## Assigned task 1
In the AAHomecare announcement, under what condition does current Medicare policy treat the payment for a rental month as made in error?
## Assigned task 2
Explain the rationale that the AAHomecare announcement gives for its first recommendation.
## Assigned task 3
From the AAHomecare announcement, copy the passage between "1) CMS should" and "the audit contractors.", inclusive.
___ Page text
WASHINGTON, D.C., Dec. 13, 2012—AAHomecare recently asked the Centers for Medicare & Medicaid Services (CMS) for relief from Recovery Audit Contractors for recoupments on submitted claims when the anniversary billing date overlaps with a Medicare Part A stay (i.e., skilled nursing facility or hospital stay). Currently, Medicare policy dictates that regardless of how long a beneficiary uses prescribed home medical equipment in his or her home, if the patient was not at home on the billing date, the Medicare payment for the rental month was made in error. This policy has confounded and frustrated HME providers for some time. And the situation has only gotten worse as audit contractors increase auditing activity.

“This policy simply makes no sense. A beneficiary could be using oxygen or hospital bed for 26 days of a month but just because an inpatient stay occurs on the anniversary billing date, the HME provider is held accountable,” AAHomecare’s Walt Gorski said. “Policymakers need to know that when a patient has to go into a skilled nursing facility or hospital, the beneficiary’s first thought is not to call the HME provider so that the provider does not submit a claim. We should not be an ATM for these audit contractors.”

AAHomecare has met with CMS officials to seek relief. The Association made two recommendations:

1) CMS should instruct audit contractors not to recoup monthly HME rental payments based exclusively on the anniversary date corresponding with an in-patient stay. Recoupments should only be justified when the Part A stay would preclude use of the equipment for the full anniversary date billing cycle. If the patient uses the equipment in the home setting at any time within the anniversary date billing cycle, payment should stand. The rationale behind this recommendation is that the patient may still be using HME in the inpatient setting and upon discharge will again be using the equipment in the home. The benefits to CMS and its contractors are that this proposal could be easily implemented and would reduce unnecessary audits, claim adjustments, claim reprocessing, and subsequent appeals. This saves time and money for the DME MACs, QICs, providers, and the audit contractors.

2) To address HME claims that have already been recouped for overlapping dates of service due to a Part A covered stay, CMS should allow the HME provider to pursue the reopening process (or submit a revised claim) to reflect the time period the beneficiary was using the equipment in the home setting. This is similar to what occurs today when a claim is denied in an audit but the denial is reversed on appeal and paid even though it is past the timely filing deadline.
______
___ Information given
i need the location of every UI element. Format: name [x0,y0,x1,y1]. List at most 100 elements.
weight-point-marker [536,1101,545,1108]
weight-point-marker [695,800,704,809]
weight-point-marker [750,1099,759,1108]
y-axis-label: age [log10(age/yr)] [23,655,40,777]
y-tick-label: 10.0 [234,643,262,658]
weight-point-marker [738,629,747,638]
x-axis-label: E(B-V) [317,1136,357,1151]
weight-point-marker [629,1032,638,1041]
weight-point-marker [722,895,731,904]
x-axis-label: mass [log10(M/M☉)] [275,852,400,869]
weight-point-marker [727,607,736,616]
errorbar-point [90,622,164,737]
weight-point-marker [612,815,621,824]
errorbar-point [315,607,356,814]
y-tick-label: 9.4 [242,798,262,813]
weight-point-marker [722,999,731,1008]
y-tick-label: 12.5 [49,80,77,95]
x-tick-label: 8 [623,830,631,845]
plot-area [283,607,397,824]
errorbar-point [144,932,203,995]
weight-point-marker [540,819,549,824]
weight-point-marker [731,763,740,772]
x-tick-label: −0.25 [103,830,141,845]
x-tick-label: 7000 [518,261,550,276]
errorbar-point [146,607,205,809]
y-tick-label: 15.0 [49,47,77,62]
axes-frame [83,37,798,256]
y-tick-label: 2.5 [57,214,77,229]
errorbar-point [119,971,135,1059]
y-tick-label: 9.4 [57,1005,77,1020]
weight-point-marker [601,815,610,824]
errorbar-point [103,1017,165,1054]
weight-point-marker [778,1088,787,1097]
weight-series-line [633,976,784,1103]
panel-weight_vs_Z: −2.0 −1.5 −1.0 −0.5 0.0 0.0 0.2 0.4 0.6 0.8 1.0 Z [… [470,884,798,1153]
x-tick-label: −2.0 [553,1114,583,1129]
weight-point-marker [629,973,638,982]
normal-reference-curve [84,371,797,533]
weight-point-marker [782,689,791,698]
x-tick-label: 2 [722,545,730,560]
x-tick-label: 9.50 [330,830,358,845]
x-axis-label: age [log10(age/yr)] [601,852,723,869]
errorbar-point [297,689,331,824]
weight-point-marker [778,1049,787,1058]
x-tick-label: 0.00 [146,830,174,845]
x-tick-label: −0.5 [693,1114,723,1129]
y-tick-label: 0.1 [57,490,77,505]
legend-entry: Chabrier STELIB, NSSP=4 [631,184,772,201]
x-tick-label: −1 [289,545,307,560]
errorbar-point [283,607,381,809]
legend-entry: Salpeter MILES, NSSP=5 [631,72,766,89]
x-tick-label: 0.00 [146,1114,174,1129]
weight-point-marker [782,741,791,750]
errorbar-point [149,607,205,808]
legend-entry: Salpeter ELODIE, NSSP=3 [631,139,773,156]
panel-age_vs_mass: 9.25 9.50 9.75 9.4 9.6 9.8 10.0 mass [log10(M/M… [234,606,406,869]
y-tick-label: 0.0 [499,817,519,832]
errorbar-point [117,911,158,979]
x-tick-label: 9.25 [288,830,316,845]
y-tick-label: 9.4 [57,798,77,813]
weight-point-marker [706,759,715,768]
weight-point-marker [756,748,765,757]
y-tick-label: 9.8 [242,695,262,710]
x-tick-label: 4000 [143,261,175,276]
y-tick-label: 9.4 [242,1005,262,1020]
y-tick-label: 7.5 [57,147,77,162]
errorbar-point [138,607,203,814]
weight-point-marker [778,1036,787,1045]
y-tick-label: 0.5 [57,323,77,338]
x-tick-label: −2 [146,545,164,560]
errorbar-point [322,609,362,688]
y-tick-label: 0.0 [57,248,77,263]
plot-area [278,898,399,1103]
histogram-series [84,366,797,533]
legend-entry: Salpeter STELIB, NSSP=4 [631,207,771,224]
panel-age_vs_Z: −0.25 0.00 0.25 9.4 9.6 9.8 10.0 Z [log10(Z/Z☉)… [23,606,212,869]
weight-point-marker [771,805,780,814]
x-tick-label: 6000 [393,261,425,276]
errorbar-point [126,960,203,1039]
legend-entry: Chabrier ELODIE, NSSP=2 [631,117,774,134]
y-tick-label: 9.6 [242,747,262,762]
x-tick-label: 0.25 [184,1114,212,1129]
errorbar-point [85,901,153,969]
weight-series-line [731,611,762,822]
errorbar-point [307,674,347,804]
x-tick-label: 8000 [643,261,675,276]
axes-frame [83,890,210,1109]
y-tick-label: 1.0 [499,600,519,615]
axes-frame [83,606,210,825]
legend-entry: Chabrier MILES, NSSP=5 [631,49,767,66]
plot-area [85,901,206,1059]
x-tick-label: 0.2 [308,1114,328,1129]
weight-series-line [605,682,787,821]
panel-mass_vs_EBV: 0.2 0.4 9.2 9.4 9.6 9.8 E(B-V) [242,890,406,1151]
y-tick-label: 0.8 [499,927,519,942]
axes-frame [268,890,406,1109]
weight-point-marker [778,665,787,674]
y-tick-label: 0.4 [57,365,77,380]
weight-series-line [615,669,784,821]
______
## Written response 1
The payment is treated as made in error if the patient was not at home on the billing date.

## Written response 2
The patient may still be using the home medical equipment in the inpatient setting. After discharge, the patient will again use the equipment at home.

## Written response 3
1) CMS should instruct audit contractors not to recoup monthly HME rental payments based exclusively on the anniversary date corresponding with an in-patient stay. Recoupments should only be justified when the Part A stay would preclude use of the equipment for the full anniversary date billing cycle. If the patient uses the equipment in the home setting at any time within the anniversary date billing cycle, payment should stand. The rationale behind this recommendation is that the patient may still be using HME in the inpatient setting and upon discharge will again be using the equipment in the home. The benefits to CMS and its contractors are that this proposal could be easily implemented and would reduce unnecessary audits, claim adjustments, claim reprocessing, and subsequent appeals. This saves time and money for the DME MACs, QICs, providers, and the audit contractors.